◆ **REQUIRED TASK**
Pick every line from the data that holds the word "работ".
*** DATA IN THIS EXERCISE
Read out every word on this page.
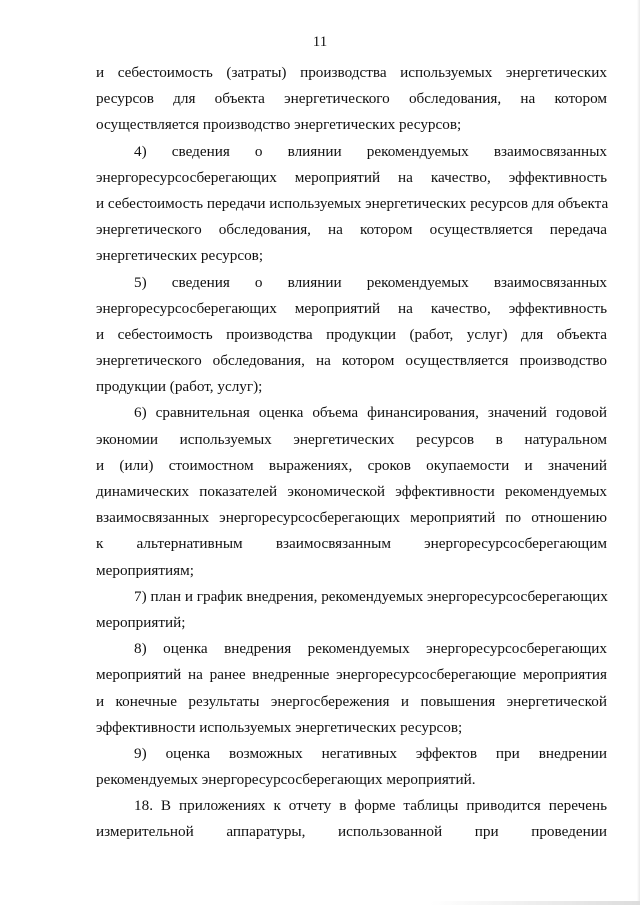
11
и себестоимость (затраты) производства используемых энергетических
ресурсов для объекта энергетического обследования, на котором
осуществляется производство энергетических ресурсов;
4) сведения о влиянии рекомендуемых взаимосвязанных
энергоресурсосберегающих мероприятий на качество, эффективность
и себестоимость передачи используемых энергетических ресурсов для объекта
энергетического обследования, на котором осуществляется передача
энергетических ресурсов;
5) сведения о влиянии рекомендуемых взаимосвязанных
энергоресурсосберегающих мероприятий на качество, эффективность
и себестоимость производства продукции (работ, услуг) для объекта
энергетического обследования, на котором осуществляется производство
продукции (работ, услуг);
6) сравнительная оценка объема финансирования, значений годовой
экономии используемых энергетических ресурсов в натуральном
и (или) стоимостном выражениях, сроков окупаемости и значений
динамических показателей экономической эффективности рекомендуемых
взаимосвязанных энергоресурсосберегающих мероприятий по отношению
к альтернативным взаимосвязанным энергоресурсосберегающим
мероприятиям;
7) план и график внедрения, рекомендуемых энергоресурсосберегающих
мероприятий;
8) оценка внедрения рекомендуемых энергоресурсосберегающих
мероприятий на ранее внедренные энергоресурсосберегающие мероприятия
и конечные результаты энергосбережения и повышения энергетической
эффективности используемых энергетических ресурсов;
9) оценка возможных негативных эффектов при внедрении
рекомендуемых энергоресурсосберегающих мероприятий.
18. В приложениях к отчету в форме таблицы приводится перечень
измерительной аппаратуры, использованной при проведении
******
◆ **TASK RESULT**
и себестоимость производства продукции (работ, услуг) для объекта
продукции (работ, услуг);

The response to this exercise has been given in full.